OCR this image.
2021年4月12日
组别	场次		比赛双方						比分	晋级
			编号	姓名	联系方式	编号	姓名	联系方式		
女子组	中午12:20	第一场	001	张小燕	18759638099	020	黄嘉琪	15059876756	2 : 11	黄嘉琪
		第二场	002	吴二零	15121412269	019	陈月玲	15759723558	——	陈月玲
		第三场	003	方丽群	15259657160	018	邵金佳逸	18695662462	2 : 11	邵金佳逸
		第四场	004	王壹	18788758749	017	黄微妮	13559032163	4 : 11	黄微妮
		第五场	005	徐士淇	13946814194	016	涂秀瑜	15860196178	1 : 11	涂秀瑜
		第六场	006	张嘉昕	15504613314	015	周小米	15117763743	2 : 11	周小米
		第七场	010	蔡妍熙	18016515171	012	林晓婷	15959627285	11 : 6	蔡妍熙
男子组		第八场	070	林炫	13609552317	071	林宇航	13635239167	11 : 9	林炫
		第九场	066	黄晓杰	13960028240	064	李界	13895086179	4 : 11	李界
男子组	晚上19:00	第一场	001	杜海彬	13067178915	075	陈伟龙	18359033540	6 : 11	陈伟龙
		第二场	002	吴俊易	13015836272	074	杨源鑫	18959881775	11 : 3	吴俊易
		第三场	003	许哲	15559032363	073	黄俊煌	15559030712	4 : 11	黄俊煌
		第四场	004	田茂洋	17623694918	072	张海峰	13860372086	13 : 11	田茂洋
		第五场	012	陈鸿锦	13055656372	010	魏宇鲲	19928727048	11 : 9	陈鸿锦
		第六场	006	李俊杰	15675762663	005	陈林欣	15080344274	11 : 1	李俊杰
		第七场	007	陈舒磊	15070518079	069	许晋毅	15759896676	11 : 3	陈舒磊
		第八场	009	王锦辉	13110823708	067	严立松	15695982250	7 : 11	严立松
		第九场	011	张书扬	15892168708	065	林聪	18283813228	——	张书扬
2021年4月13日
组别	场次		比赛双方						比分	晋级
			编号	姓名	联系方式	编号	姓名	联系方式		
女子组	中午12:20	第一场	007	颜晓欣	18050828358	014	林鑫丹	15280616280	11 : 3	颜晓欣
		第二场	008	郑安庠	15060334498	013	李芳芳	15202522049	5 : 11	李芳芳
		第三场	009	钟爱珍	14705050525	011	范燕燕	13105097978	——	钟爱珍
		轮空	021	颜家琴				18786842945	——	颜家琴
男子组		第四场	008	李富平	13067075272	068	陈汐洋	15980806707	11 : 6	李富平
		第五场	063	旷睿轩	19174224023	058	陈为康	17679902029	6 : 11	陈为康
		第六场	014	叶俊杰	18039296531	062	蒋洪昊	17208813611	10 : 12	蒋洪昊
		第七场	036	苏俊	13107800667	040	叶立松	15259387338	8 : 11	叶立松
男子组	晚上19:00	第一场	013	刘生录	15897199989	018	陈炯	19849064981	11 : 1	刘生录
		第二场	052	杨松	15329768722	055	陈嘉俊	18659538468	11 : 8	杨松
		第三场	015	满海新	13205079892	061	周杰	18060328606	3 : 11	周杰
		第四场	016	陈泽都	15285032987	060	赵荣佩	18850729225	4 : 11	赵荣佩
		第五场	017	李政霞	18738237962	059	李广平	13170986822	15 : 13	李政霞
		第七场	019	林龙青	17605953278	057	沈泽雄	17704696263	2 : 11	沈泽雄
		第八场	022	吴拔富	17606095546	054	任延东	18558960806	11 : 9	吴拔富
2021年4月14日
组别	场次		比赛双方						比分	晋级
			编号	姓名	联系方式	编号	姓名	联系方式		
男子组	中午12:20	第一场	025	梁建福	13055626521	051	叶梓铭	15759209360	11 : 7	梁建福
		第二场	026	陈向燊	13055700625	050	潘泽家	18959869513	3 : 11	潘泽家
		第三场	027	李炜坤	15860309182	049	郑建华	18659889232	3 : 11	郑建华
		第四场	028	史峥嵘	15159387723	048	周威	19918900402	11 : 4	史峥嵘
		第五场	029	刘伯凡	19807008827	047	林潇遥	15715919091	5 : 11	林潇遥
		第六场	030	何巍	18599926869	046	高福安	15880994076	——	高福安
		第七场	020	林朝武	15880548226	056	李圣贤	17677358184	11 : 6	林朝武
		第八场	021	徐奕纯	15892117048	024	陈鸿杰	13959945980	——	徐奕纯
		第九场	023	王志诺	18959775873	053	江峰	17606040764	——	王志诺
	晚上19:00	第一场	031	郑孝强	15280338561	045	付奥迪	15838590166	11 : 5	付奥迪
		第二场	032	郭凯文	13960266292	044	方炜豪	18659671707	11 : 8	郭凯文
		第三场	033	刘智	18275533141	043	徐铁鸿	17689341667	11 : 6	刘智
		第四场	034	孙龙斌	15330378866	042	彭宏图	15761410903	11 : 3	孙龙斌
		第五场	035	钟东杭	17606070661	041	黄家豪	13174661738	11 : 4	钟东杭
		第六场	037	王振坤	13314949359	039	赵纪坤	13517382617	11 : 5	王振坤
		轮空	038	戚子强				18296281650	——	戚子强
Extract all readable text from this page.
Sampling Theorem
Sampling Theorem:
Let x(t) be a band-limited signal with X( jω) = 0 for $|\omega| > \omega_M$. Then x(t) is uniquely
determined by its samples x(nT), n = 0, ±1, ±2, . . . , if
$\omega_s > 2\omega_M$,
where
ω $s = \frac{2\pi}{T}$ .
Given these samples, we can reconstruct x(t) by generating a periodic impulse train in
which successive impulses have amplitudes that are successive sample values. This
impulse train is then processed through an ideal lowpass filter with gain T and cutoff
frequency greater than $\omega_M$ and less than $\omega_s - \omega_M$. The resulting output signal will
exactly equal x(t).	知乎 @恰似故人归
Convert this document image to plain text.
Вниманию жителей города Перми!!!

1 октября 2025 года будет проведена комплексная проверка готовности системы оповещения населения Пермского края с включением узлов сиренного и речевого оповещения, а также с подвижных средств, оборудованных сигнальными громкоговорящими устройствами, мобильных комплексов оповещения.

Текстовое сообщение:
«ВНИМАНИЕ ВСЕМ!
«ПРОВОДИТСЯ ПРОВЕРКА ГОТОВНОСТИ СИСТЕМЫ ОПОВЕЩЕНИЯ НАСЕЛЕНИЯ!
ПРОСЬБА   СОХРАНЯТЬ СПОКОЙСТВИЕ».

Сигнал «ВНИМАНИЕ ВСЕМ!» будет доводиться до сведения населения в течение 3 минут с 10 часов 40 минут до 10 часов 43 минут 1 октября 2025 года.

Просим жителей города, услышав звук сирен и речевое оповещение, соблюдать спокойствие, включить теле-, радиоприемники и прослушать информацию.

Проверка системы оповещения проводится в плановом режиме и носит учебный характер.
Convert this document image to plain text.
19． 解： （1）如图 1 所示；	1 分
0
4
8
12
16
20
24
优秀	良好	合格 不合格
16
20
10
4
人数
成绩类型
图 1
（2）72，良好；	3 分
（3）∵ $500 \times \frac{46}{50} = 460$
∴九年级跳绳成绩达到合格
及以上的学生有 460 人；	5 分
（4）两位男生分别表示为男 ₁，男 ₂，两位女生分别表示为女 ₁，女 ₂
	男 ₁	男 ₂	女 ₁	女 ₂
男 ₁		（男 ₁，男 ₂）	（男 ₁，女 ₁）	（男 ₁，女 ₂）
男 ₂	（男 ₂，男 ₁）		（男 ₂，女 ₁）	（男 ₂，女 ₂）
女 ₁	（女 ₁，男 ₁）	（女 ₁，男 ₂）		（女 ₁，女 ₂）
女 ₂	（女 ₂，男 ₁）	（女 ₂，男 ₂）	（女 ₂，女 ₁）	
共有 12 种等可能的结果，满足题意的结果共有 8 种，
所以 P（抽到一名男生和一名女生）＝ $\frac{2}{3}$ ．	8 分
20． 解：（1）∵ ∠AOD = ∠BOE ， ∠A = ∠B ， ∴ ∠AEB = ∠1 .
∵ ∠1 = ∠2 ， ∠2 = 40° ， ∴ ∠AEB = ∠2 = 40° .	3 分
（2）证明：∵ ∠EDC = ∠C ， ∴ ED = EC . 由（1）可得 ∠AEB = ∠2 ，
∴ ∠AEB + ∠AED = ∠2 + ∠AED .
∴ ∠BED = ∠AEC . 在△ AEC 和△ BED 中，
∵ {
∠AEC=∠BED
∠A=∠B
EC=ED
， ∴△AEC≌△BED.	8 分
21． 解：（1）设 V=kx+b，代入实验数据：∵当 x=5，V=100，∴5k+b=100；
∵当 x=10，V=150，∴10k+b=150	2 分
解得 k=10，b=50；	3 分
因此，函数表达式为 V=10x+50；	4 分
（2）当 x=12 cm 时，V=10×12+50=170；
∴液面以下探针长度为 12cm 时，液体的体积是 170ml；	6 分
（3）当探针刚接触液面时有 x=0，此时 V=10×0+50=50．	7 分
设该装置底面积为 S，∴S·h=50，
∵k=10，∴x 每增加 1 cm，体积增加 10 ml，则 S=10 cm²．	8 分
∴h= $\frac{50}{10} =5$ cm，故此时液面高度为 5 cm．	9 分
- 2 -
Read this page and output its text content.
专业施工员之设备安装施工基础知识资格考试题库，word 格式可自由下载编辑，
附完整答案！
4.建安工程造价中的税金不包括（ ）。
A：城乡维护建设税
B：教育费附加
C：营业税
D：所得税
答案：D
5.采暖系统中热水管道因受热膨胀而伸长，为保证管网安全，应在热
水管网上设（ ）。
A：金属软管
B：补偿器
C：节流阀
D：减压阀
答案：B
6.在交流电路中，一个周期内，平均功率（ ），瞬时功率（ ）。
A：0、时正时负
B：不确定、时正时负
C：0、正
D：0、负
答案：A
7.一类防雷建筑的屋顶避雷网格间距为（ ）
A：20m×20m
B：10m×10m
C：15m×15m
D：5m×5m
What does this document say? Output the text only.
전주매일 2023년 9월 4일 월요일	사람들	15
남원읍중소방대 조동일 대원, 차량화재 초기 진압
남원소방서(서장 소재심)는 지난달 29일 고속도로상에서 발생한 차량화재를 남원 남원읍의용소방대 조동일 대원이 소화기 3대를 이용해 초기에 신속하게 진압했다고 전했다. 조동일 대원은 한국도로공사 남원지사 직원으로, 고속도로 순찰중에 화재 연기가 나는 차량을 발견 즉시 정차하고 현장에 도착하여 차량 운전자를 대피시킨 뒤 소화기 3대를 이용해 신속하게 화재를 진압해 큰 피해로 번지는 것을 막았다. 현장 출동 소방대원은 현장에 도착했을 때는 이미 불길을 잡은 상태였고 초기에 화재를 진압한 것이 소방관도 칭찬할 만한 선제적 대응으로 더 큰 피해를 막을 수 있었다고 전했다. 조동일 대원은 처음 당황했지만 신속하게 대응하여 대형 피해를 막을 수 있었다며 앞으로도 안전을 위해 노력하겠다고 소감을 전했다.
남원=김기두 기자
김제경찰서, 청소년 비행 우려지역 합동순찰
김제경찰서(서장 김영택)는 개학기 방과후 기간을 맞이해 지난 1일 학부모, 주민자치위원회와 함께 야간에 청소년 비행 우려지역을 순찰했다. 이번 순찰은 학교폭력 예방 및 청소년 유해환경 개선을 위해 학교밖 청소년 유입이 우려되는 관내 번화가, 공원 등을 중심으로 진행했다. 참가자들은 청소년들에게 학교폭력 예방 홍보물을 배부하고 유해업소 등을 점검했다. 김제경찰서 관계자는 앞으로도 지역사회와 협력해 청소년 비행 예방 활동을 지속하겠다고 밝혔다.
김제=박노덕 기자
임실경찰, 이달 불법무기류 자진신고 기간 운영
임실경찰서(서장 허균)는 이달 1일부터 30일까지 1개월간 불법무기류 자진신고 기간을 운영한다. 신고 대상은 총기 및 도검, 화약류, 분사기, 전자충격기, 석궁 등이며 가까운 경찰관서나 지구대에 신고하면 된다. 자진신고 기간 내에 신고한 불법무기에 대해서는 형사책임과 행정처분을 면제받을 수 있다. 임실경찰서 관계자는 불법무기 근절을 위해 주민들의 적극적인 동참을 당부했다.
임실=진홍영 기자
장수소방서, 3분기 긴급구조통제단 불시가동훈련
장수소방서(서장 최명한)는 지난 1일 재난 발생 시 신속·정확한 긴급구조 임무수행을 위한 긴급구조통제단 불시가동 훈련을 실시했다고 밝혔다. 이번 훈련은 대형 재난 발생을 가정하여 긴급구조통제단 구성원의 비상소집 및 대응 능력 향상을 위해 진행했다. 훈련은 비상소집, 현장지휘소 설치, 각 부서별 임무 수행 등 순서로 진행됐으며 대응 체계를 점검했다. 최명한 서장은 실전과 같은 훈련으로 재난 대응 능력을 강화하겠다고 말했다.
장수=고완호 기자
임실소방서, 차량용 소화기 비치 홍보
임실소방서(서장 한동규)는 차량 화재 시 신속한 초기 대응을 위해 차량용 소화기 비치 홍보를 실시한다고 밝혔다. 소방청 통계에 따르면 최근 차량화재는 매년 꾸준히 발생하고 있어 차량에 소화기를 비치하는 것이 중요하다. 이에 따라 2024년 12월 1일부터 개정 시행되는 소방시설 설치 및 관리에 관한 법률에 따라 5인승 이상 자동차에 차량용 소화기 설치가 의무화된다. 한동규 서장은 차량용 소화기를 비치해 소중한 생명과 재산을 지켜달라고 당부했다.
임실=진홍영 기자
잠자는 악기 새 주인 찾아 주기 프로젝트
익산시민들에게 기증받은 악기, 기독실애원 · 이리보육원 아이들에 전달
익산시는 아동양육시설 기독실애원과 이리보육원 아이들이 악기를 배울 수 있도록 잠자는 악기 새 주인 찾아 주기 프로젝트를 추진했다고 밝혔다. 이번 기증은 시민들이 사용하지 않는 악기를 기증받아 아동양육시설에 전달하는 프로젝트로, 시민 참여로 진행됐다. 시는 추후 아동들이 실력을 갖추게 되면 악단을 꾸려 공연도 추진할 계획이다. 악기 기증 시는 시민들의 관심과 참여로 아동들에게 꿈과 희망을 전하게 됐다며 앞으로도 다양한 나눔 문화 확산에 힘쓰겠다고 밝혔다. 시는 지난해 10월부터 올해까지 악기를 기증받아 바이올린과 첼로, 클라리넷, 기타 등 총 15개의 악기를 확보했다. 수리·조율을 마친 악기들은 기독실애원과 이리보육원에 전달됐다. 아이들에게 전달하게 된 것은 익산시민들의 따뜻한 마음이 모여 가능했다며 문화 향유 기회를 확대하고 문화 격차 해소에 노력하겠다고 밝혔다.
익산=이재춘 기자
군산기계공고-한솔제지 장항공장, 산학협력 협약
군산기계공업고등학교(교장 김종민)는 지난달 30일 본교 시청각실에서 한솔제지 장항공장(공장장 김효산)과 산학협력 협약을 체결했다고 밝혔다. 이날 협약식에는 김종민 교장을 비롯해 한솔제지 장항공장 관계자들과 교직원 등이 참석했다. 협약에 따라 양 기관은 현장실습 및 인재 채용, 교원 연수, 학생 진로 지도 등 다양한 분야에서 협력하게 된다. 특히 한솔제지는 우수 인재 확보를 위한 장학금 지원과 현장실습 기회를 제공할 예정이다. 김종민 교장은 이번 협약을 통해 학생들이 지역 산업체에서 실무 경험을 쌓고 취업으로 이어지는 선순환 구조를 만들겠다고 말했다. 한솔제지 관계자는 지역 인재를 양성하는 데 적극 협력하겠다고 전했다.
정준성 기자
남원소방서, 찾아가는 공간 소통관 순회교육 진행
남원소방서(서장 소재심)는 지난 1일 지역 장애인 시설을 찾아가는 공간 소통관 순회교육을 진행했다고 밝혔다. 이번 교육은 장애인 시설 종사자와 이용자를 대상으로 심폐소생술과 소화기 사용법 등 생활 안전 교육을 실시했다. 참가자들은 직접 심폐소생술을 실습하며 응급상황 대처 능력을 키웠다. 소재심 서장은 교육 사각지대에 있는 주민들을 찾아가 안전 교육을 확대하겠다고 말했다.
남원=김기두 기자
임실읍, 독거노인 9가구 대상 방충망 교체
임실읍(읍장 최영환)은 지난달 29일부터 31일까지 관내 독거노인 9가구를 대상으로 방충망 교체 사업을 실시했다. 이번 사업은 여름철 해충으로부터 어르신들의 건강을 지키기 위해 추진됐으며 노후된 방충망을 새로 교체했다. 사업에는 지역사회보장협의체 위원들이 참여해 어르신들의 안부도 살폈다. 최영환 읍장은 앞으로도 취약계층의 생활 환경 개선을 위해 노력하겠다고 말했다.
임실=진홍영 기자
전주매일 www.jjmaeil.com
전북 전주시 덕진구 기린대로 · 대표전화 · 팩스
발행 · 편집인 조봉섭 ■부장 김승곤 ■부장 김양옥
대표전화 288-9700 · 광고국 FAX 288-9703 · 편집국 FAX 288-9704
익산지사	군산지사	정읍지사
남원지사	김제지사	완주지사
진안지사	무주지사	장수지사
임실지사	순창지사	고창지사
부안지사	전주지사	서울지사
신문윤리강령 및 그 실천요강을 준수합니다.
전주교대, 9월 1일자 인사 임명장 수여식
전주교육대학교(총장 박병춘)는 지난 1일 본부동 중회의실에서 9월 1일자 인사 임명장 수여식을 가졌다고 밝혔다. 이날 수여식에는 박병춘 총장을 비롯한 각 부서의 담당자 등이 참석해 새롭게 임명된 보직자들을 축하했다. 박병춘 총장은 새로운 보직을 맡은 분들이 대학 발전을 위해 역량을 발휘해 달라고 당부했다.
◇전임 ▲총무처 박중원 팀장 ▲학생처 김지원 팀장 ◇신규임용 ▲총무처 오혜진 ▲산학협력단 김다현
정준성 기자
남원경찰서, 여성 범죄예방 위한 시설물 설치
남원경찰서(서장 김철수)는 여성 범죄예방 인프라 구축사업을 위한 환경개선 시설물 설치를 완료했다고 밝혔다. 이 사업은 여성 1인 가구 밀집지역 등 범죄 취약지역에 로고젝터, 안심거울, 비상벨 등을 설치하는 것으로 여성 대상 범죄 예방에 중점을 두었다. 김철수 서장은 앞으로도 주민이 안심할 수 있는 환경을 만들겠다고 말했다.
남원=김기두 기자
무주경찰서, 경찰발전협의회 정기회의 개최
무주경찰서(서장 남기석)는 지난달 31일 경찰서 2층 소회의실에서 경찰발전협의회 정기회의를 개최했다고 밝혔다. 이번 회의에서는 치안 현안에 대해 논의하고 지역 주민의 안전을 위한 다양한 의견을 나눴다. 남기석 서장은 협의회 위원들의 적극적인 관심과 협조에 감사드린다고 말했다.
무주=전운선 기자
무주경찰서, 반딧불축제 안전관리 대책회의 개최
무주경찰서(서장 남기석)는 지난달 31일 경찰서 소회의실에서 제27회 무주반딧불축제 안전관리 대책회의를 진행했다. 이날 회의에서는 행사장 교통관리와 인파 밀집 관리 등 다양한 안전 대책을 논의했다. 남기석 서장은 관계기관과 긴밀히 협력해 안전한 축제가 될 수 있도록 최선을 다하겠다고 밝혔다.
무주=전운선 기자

────────────────────

WRITTEN INSTRUCTION -
Search the data for the string "Sampling". List each line that has it.

ANSWER TO THIS TASK -
Sampling Theorem
Sampling Theorem:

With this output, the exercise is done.